» **Data for processing**:
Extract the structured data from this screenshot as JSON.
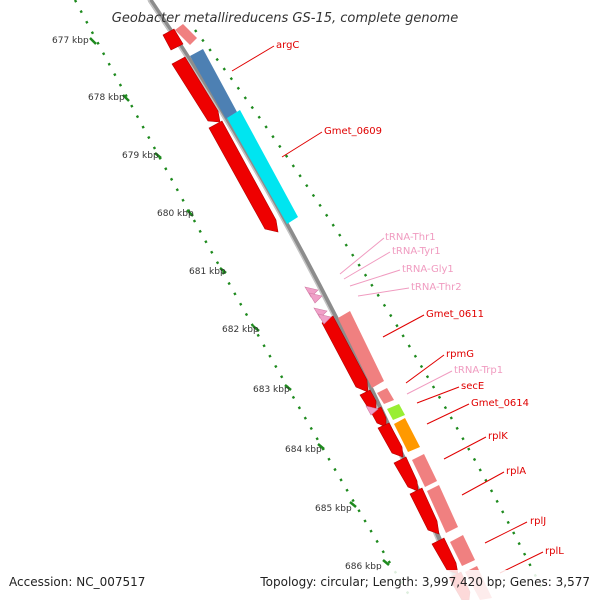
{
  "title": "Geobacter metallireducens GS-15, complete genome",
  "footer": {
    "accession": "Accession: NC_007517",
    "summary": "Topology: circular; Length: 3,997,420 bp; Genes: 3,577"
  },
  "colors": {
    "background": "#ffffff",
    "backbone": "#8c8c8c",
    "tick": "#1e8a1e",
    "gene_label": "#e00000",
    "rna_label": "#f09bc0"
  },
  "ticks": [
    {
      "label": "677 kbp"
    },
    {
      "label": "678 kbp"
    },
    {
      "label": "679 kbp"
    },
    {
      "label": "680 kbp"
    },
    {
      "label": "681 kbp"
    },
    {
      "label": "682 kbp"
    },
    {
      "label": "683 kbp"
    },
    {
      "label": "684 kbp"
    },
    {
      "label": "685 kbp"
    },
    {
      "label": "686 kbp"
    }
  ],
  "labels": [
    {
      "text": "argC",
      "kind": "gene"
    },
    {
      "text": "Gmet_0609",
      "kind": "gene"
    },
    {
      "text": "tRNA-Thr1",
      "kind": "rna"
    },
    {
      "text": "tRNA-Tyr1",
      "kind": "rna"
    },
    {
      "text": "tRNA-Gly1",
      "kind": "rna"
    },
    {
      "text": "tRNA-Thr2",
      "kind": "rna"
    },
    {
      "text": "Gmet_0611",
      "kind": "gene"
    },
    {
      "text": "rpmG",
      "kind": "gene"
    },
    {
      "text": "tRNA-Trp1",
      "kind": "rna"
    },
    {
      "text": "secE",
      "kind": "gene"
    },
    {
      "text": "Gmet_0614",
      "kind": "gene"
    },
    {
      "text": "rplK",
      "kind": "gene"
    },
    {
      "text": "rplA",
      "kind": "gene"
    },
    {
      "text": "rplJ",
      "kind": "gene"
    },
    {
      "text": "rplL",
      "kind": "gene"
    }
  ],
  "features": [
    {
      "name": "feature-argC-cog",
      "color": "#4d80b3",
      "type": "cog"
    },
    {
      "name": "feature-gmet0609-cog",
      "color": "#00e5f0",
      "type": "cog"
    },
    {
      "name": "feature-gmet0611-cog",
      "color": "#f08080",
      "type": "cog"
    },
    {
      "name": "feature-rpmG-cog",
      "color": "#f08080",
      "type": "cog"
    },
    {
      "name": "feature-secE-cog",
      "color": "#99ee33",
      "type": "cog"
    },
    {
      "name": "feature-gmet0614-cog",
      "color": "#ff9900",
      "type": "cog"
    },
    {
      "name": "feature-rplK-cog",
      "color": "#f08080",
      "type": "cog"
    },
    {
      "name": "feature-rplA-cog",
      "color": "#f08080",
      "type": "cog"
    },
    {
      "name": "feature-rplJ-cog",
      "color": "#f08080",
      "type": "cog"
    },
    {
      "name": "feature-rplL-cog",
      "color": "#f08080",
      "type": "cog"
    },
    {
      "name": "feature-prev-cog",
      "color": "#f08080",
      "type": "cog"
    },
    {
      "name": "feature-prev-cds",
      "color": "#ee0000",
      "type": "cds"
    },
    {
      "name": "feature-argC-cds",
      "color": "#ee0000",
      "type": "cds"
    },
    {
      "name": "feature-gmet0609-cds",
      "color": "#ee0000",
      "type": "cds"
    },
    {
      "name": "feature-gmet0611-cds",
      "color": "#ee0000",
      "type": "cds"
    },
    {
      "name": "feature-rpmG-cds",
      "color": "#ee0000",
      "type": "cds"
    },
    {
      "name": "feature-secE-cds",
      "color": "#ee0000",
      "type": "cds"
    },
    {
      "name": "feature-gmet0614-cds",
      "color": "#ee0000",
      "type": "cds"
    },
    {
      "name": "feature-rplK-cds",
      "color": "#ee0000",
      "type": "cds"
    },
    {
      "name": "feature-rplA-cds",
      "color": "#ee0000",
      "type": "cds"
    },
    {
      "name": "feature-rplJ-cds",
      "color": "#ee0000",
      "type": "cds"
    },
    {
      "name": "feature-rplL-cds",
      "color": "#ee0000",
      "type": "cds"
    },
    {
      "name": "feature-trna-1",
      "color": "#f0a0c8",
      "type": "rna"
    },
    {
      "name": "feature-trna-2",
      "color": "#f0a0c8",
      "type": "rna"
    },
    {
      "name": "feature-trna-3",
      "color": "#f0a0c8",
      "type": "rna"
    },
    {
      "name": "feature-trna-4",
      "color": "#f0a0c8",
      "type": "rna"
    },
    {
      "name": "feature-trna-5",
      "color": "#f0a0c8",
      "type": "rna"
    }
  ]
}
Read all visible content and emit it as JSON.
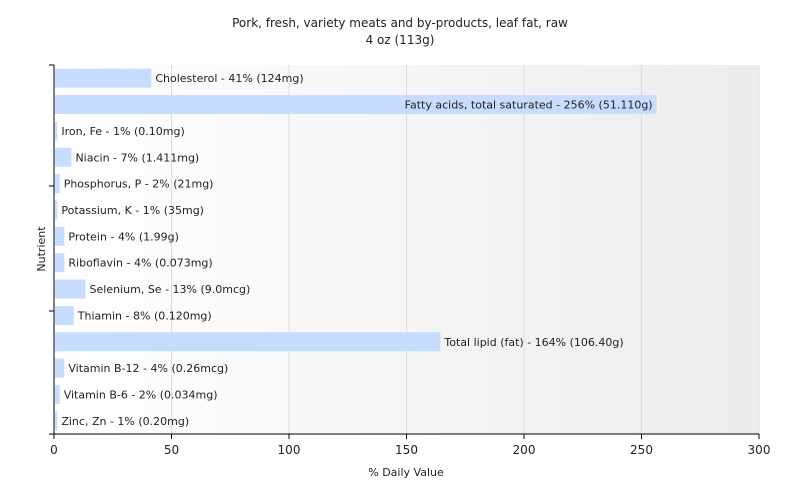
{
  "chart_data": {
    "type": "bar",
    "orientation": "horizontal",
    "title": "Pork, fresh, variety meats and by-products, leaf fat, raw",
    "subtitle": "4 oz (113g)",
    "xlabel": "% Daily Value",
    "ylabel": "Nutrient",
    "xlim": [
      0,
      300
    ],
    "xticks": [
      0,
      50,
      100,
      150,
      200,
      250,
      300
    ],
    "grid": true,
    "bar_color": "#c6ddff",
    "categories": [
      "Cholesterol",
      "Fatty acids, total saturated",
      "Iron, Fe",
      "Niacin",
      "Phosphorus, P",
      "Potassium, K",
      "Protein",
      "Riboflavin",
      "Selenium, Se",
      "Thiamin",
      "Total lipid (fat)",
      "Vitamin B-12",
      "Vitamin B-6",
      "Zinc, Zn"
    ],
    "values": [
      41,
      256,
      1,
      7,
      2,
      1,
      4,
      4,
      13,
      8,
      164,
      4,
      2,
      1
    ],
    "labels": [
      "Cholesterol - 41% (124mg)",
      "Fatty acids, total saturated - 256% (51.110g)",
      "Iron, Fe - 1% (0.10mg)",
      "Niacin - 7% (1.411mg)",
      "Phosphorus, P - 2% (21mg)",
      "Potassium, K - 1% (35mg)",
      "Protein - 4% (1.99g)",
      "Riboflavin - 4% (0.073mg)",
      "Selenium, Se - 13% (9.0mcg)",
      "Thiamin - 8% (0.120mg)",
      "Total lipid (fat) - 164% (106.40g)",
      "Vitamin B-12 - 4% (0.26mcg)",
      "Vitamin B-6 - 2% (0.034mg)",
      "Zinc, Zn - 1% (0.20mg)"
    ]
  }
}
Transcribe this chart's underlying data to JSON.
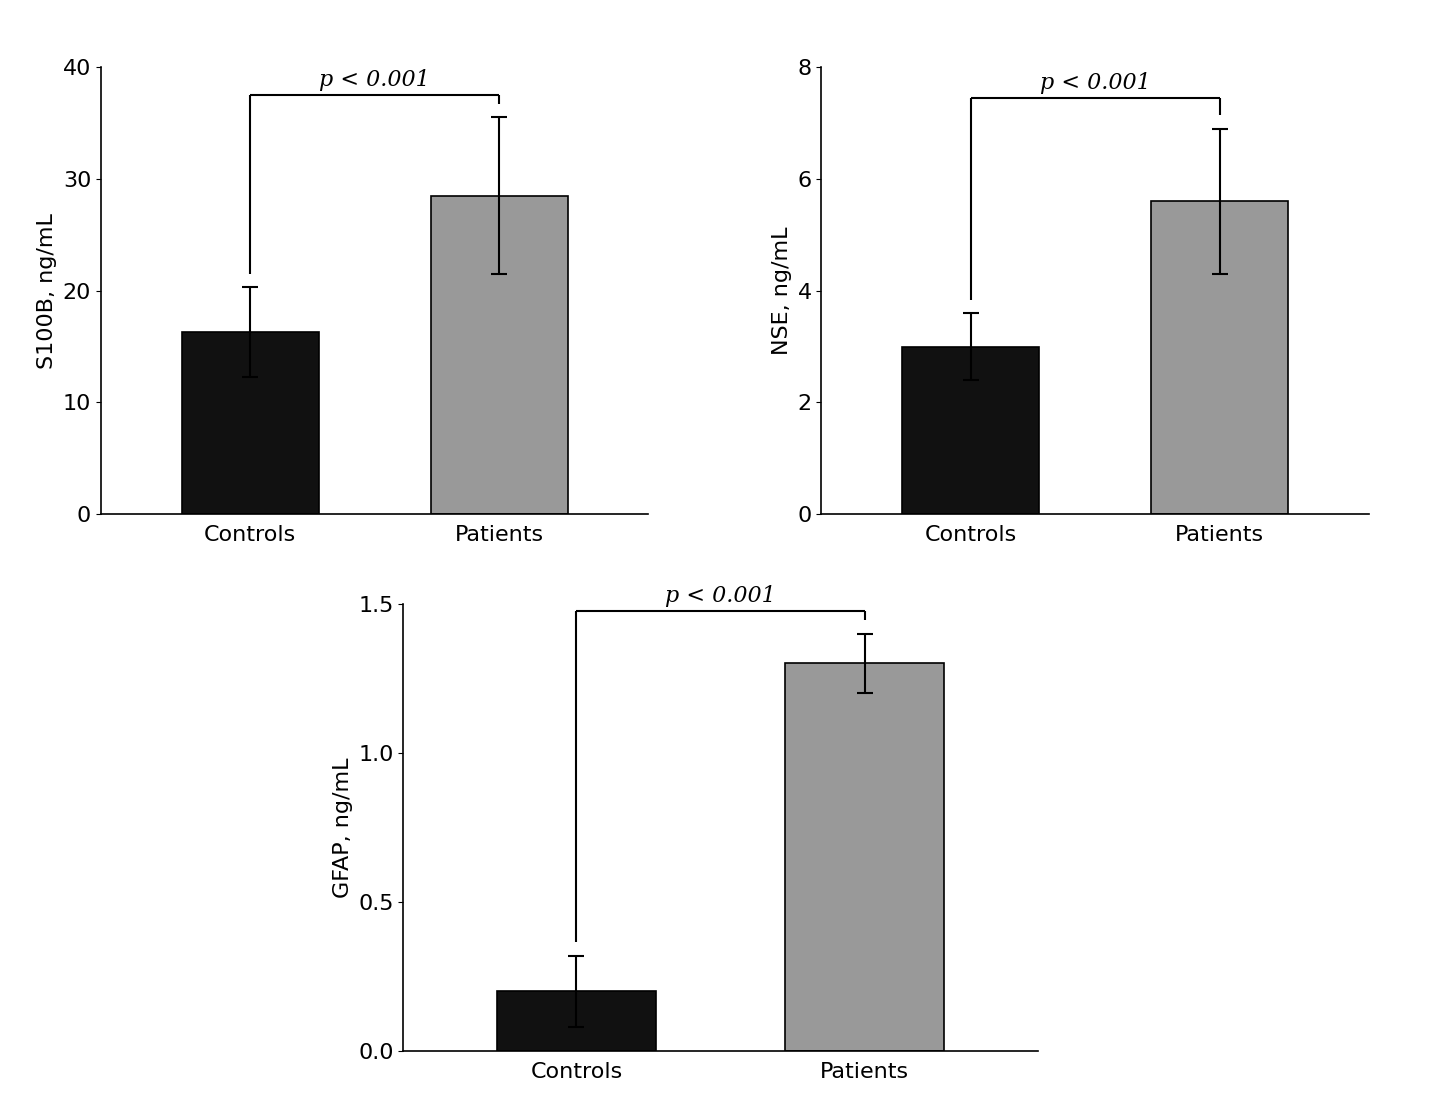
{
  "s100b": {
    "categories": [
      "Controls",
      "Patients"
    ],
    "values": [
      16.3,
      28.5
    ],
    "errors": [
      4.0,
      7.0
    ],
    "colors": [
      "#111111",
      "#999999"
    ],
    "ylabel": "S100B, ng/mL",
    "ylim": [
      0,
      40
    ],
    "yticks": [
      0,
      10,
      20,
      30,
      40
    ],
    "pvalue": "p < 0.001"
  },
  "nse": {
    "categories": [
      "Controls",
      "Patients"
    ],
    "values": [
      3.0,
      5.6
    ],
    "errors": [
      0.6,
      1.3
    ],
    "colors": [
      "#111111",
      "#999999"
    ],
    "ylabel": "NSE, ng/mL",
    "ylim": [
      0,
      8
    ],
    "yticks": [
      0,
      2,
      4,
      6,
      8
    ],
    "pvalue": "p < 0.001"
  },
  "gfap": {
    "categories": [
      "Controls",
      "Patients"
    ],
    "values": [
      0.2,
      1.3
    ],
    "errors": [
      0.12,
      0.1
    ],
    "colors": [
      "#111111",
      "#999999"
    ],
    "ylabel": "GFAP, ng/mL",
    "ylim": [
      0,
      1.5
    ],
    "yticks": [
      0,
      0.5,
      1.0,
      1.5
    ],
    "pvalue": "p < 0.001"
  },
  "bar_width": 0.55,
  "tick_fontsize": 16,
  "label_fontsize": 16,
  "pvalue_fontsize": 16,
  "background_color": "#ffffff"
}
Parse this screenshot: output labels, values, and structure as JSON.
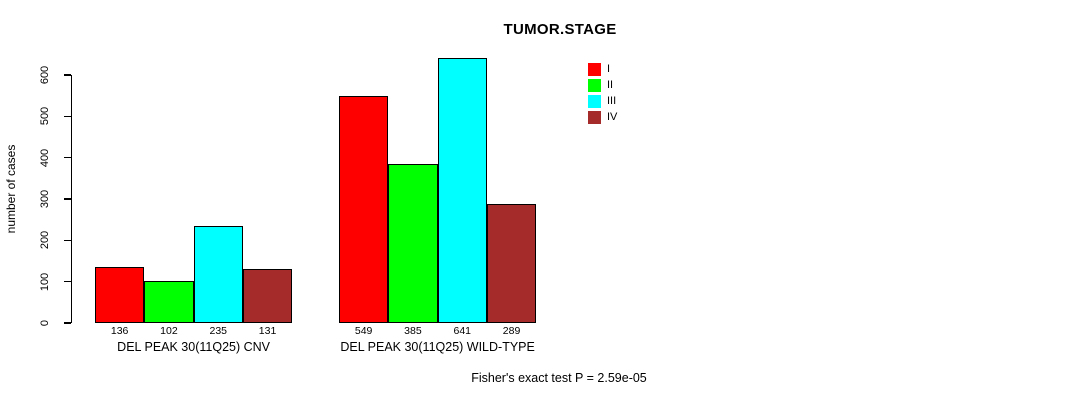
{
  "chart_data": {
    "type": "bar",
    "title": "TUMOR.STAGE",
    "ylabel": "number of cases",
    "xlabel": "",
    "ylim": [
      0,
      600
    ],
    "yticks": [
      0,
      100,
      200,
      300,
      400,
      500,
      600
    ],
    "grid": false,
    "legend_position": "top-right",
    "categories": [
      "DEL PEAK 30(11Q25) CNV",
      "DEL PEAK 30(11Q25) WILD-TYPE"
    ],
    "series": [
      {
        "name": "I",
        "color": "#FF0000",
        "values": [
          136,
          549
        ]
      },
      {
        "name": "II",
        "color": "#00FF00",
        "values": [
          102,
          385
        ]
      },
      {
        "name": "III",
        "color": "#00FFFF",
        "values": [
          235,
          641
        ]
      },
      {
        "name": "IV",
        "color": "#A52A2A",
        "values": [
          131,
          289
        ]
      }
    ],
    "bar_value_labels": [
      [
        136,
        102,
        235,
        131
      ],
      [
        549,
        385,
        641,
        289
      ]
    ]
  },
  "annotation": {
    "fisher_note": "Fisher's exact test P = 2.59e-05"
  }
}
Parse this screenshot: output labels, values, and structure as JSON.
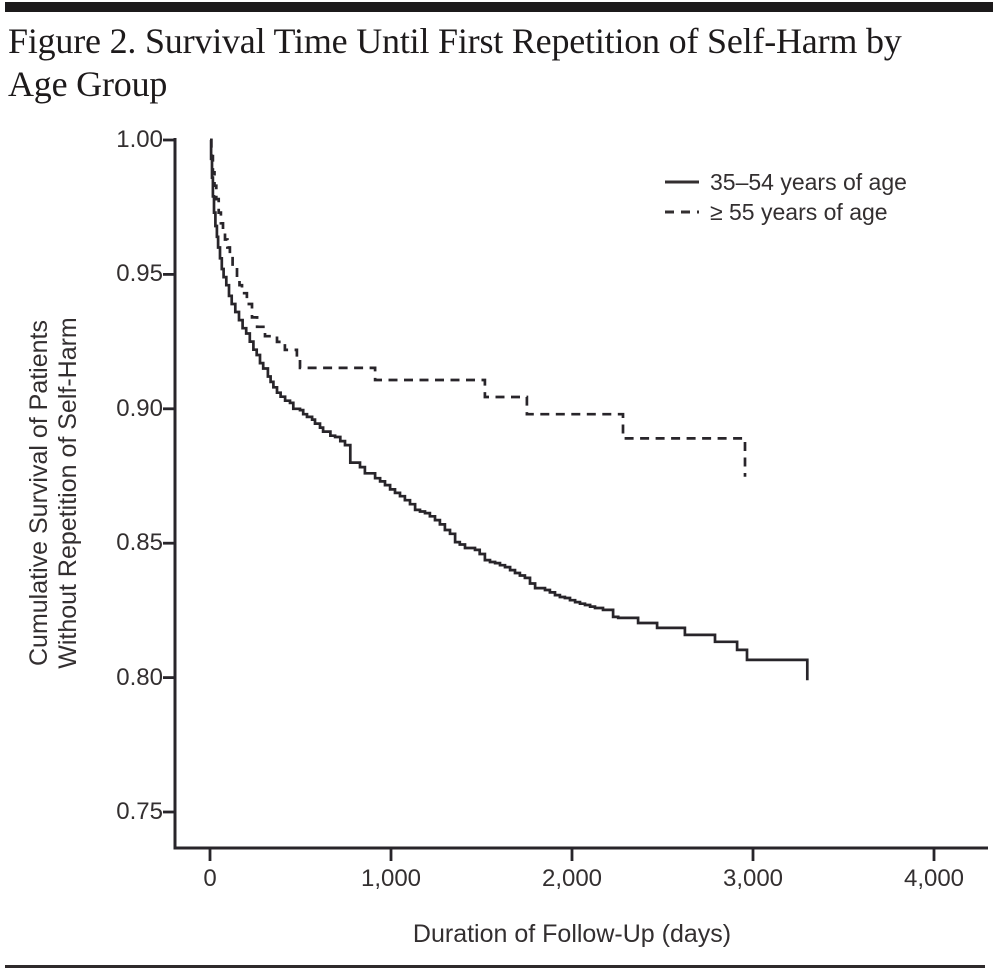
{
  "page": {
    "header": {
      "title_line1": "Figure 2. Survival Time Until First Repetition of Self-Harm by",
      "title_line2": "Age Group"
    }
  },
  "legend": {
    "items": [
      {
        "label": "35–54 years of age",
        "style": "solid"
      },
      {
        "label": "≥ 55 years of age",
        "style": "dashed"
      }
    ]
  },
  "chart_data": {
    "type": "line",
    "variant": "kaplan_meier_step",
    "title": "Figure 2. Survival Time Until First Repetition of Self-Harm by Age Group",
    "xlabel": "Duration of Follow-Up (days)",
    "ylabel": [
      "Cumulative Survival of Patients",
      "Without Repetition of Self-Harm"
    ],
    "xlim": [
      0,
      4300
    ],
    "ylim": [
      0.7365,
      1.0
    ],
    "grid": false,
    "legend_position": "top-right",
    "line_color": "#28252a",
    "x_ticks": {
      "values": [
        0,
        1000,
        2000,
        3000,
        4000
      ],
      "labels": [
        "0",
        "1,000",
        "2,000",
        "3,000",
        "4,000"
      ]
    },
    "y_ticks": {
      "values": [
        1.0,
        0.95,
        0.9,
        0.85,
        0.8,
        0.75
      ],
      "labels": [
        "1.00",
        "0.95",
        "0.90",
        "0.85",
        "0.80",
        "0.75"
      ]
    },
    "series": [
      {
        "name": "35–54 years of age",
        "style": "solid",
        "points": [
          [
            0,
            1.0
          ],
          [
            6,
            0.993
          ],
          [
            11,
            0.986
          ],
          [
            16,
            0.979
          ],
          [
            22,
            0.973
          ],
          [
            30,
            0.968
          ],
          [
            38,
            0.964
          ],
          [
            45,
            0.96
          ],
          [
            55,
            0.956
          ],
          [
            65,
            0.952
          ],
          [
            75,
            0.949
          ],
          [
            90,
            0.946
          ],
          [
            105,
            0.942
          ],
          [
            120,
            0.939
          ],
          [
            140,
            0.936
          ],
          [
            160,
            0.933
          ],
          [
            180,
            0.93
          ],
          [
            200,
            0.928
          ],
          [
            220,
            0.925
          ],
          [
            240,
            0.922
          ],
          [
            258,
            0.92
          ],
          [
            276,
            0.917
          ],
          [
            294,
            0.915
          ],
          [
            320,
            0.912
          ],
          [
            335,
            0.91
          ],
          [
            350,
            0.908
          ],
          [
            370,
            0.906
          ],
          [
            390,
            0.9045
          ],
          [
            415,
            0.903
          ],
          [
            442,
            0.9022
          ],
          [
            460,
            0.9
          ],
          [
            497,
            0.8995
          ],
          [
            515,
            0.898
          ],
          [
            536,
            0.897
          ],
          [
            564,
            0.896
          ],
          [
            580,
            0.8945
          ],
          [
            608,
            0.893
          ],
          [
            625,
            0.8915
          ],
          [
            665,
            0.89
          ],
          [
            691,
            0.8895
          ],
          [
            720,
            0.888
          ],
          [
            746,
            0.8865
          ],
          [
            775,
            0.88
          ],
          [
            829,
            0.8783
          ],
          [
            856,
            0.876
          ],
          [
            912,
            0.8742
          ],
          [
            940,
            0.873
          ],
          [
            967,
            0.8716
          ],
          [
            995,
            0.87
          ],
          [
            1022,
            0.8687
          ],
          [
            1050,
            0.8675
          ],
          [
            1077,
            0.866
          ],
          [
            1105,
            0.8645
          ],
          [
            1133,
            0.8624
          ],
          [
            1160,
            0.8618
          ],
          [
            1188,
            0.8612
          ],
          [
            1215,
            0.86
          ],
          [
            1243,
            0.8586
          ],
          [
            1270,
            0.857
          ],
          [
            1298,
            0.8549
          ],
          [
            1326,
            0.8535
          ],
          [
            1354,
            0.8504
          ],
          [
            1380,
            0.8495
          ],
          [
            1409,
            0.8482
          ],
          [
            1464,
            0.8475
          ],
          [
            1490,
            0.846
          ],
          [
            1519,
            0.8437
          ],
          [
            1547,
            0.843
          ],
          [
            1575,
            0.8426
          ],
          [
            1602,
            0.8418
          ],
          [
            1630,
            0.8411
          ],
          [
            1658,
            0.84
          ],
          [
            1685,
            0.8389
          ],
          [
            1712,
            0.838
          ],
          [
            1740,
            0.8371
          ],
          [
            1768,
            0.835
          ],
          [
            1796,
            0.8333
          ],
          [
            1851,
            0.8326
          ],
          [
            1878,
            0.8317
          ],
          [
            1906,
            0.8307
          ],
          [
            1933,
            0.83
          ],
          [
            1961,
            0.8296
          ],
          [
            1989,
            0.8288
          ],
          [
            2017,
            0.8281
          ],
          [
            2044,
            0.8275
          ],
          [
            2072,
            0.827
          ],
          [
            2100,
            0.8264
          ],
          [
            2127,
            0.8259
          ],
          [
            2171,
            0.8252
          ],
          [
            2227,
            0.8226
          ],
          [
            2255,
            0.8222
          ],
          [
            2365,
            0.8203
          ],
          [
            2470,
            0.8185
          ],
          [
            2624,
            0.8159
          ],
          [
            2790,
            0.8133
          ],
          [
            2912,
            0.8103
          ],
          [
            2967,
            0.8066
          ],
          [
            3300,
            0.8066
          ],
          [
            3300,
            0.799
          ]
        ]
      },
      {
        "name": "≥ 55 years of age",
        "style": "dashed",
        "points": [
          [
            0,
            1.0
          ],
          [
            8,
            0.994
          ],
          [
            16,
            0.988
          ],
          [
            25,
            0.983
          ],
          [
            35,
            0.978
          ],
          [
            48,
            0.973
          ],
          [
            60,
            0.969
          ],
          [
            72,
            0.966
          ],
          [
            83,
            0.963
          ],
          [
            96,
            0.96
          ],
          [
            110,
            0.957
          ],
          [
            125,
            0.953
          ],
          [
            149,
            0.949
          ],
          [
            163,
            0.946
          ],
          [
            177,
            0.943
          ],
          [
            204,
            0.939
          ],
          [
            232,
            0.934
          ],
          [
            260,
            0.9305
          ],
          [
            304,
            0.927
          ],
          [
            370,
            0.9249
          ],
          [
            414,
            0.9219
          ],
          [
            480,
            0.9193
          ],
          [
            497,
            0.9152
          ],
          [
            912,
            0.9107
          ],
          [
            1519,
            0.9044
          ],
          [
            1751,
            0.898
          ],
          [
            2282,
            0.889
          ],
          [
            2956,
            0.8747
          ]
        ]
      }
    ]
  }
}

» **Problem**: When a line in the data holds the word "secE", show that line.

» **Response to the exercise**:
      "text": "secE",
      "name": "feature-secE-cog",
      "name": "feature-secE-cds",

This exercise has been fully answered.